[Records from a data collection]
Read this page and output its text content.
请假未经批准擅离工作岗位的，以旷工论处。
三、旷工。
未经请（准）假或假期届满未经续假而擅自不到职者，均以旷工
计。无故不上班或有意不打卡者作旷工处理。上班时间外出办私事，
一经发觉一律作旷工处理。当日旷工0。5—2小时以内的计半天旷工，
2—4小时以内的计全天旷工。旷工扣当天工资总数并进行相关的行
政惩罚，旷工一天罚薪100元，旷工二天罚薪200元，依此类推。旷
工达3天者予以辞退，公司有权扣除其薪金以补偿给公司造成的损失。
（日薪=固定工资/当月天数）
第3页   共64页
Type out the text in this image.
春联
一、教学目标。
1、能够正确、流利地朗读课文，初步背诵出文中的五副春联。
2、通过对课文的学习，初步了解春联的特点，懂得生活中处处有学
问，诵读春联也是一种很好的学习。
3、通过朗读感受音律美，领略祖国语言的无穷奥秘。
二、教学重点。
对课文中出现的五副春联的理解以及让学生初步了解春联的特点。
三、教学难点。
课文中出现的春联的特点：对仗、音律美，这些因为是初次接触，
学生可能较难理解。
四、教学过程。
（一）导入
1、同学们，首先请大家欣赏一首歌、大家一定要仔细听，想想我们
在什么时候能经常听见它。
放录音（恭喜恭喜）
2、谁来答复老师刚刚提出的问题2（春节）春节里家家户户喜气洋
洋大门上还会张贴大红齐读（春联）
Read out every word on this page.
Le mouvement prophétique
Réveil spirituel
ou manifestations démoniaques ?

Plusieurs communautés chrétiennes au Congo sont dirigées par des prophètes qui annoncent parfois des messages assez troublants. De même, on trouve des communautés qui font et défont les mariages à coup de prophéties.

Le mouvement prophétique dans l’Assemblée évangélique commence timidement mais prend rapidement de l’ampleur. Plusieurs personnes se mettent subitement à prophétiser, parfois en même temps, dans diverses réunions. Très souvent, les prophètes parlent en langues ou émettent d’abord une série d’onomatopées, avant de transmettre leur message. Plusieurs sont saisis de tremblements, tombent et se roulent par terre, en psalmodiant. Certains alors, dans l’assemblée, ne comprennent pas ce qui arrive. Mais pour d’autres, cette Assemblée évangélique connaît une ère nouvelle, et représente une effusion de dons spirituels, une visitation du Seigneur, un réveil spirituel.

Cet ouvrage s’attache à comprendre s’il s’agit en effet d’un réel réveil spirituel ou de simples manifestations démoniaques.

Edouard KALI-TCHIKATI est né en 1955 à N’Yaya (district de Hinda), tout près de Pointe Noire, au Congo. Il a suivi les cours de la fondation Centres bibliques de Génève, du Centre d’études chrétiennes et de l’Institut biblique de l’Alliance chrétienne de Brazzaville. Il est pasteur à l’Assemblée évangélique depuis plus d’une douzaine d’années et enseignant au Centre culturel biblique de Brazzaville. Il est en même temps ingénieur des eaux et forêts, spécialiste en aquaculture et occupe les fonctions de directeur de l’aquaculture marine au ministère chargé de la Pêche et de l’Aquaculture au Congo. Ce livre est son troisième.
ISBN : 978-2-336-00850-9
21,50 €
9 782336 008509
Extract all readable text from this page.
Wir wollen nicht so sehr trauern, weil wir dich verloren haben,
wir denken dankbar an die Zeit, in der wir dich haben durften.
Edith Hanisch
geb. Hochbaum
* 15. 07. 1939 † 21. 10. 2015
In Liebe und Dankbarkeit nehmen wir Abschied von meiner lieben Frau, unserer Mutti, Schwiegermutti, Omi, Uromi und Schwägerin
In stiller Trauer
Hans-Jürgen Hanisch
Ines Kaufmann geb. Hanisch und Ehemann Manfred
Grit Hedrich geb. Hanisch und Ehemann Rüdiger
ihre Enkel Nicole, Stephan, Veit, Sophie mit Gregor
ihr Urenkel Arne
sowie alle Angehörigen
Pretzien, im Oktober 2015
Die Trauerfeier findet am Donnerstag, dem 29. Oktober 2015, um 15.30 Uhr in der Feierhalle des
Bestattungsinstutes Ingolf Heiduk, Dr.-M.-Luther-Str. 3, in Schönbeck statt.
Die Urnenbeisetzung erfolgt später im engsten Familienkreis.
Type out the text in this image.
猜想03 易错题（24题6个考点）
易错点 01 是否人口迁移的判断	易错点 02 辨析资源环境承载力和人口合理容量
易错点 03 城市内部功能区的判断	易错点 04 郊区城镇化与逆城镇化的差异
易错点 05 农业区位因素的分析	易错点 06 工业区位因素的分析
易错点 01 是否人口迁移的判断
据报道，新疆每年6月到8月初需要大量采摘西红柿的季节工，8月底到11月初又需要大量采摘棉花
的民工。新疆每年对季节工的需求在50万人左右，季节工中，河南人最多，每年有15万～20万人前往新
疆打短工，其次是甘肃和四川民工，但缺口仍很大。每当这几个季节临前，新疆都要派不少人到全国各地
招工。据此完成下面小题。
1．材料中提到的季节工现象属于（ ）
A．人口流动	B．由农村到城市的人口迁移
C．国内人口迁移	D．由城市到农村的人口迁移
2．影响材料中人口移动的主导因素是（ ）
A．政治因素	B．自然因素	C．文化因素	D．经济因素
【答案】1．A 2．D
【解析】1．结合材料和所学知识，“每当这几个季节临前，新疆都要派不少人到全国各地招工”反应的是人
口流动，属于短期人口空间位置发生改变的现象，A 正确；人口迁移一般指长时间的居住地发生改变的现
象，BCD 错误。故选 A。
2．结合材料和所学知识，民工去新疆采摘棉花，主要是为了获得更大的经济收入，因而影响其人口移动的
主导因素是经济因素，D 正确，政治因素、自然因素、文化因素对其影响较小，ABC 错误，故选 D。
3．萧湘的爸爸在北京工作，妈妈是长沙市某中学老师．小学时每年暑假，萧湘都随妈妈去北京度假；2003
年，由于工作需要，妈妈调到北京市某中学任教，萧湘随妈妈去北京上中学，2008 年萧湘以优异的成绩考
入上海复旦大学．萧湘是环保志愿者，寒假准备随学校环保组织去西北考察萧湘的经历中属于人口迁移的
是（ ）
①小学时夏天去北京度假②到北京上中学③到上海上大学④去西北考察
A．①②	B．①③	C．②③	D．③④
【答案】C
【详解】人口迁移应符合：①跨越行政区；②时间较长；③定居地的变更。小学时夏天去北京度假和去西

### PROBLEM TO WORK ON
Copy the data above in full, character for character.

### OUTPUT OF THE TASK
Read this page and output its text content.
请假未经批准擅离工作岗位的，以旷工论处。
三、旷工。
未经请（准）假或假期届满未经续假而擅自不到职者，均以旷工
计。无故不上班或有意不打卡者作旷工处理。上班时间外出办私事，
一经发觉一律作旷工处理。当日旷工0。5—2小时以内的计半天旷工，
2—4小时以内的计全天旷工。旷工扣当天工资总数并进行相关的行
政惩罚，旷工一天罚薪100元，旷工二天罚薪200元，依此类推。旷
工达3天者予以辞退，公司有权扣除其薪金以补偿给公司造成的损失。
（日薪=固定工资/当月天数）
第3页   共64页
Type out the text in this image.
春联
一、教学目标。
1、能够正确、流利地朗读课文，初步背诵出文中的五副春联。
2、通过对课文的学习，初步了解春联的特点，懂得生活中处处有学
问，诵读春联也是一种很好的学习。
3、通过朗读感受音律美，领略祖国语言的无穷奥秘。
二、教学重点。
对课文中出现的五副春联的理解以及让学生初步了解春联的特点。
三、教学难点。
课文中出现的春联的特点：对仗、音律美，这些因为是初次接触，
学生可能较难理解。
四、教学过程。
（一）导入
1、同学们，首先请大家欣赏一首歌、大家一定要仔细听，想想我们
在什么时候能经常听见它。
放录音（恭喜恭喜）
2、谁来答复老师刚刚提出的问题2（春节）春节里家家户户喜气洋
洋大门上还会张贴大红齐读（春联）
Read out every word on this page.
Le mouvement prophétique
Réveil spirituel
ou manifestations démoniaques ?

Plusieurs communautés chrétiennes au Congo sont dirigées par des prophètes qui annoncent parfois des messages assez troublants. De même, on trouve des communautés qui font et défont les mariages à coup de prophéties.

Le mouvement prophétique dans l’Assemblée évangélique commence timidement mais prend rapidement de l’ampleur. Plusieurs personnes se mettent subitement à prophétiser, parfois en même temps, dans diverses réunions. Très souvent, les prophètes parlent en langues ou émettent d’abord une série d’onomatopées, avant de transmettre leur message. Plusieurs sont saisis de tremblements, tombent et se roulent par terre, en psalmodiant. Certains alors, dans l’assemblée, ne comprennent pas ce qui arrive. Mais pour d’autres, cette Assemblée évangélique connaît une ère nouvelle, et représente une effusion de dons spirituels, une visitation du Seigneur, un réveil spirituel.

Cet ouvrage s’attache à comprendre s’il s’agit en effet d’un réel réveil spirituel ou de simples manifestations démoniaques.

Edouard KALI-TCHIKATI est né en 1955 à N’Yaya (district de Hinda), tout près de Pointe Noire, au Congo. Il a suivi les cours de la fondation Centres bibliques de Génève, du Centre d’études chrétiennes et de l’Institut biblique de l’Alliance chrétienne de Brazzaville. Il est pasteur à l’Assemblée évangélique depuis plus d’une douzaine d’années et enseignant au Centre culturel biblique de Brazzaville. Il est en même temps ingénieur des eaux et forêts, spécialiste en aquaculture et occupe les fonctions de directeur de l’aquaculture marine au ministère chargé de la Pêche et de l’Aquaculture au Congo. Ce livre est son troisième.
ISBN : 978-2-336-00850-9
21,50 €
9 782336 008509
Extract all readable text from this page.
Wir wollen nicht so sehr trauern, weil wir dich verloren haben,
wir denken dankbar an die Zeit, in der wir dich haben durften.
Edith Hanisch
geb. Hochbaum
* 15. 07. 1939 † 21. 10. 2015
In Liebe und Dankbarkeit nehmen wir Abschied von meiner lieben Frau, unserer Mutti, Schwiegermutti, Omi, Uromi und Schwägerin
In stiller Trauer
Hans-Jürgen Hanisch
Ines Kaufmann geb. Hanisch und Ehemann Manfred
Grit Hedrich geb. Hanisch und Ehemann Rüdiger
ihre Enkel Nicole, Stephan, Veit, Sophie mit Gregor
ihr Urenkel Arne
sowie alle Angehörigen
Pretzien, im Oktober 2015
Die Trauerfeier findet am Donnerstag, dem 29. Oktober 2015, um 15.30 Uhr in der Feierhalle des
Bestattungsinstutes Ingolf Heiduk, Dr.-M.-Luther-Str. 3, in Schönbeck statt.
Die Urnenbeisetzung erfolgt später im engsten Familienkreis.
Type out the text in this image.
猜想03 易错题（24题6个考点）
易错点 01 是否人口迁移的判断	易错点 02 辨析资源环境承载力和人口合理容量
易错点 03 城市内部功能区的判断	易错点 04 郊区城镇化与逆城镇化的差异
易错点 05 农业区位因素的分析	易错点 06 工业区位因素的分析
易错点 01 是否人口迁移的判断
据报道，新疆每年6月到8月初需要大量采摘西红柿的季节工，8月底到11月初又需要大量采摘棉花
的民工。新疆每年对季节工的需求在50万人左右，季节工中，河南人最多，每年有15万～20万人前往新
疆打短工，其次是甘肃和四川民工，但缺口仍很大。每当这几个季节临前，新疆都要派不少人到全国各地
招工。据此完成下面小题。
1．材料中提到的季节工现象属于（ ）
A．人口流动	B．由农村到城市的人口迁移
C．国内人口迁移	D．由城市到农村的人口迁移
2．影响材料中人口移动的主导因素是（ ）
A．政治因素	B．自然因素	C．文化因素	D．经济因素
【答案】1．A 2．D
【解析】1．结合材料和所学知识，“每当这几个季节临前，新疆都要派不少人到全国各地招工”反应的是人
口流动，属于短期人口空间位置发生改变的现象，A 正确；人口迁移一般指长时间的居住地发生改变的现
象，BCD 错误。故选 A。
2．结合材料和所学知识，民工去新疆采摘棉花，主要是为了获得更大的经济收入，因而影响其人口移动的
主导因素是经济因素，D 正确，政治因素、自然因素、文化因素对其影响较小，ABC 错误，故选 D。
3．萧湘的爸爸在北京工作，妈妈是长沙市某中学老师．小学时每年暑假，萧湘都随妈妈去北京度假；2003
年，由于工作需要，妈妈调到北京市某中学任教，萧湘随妈妈去北京上中学，2008 年萧湘以优异的成绩考
入上海复旦大学．萧湘是环保志愿者，寒假准备随学校环保组织去西北考察萧湘的经历中属于人口迁移的
是（ ）
①小学时夏天去北京度假②到北京上中学③到上海上大学④去西北考察
A．①②	B．①③	C．②③	D．③④
【答案】C
【详解】人口迁移应符合：①跨越行政区；②时间较长；③定居地的变更。小学时夏天去北京度假和去西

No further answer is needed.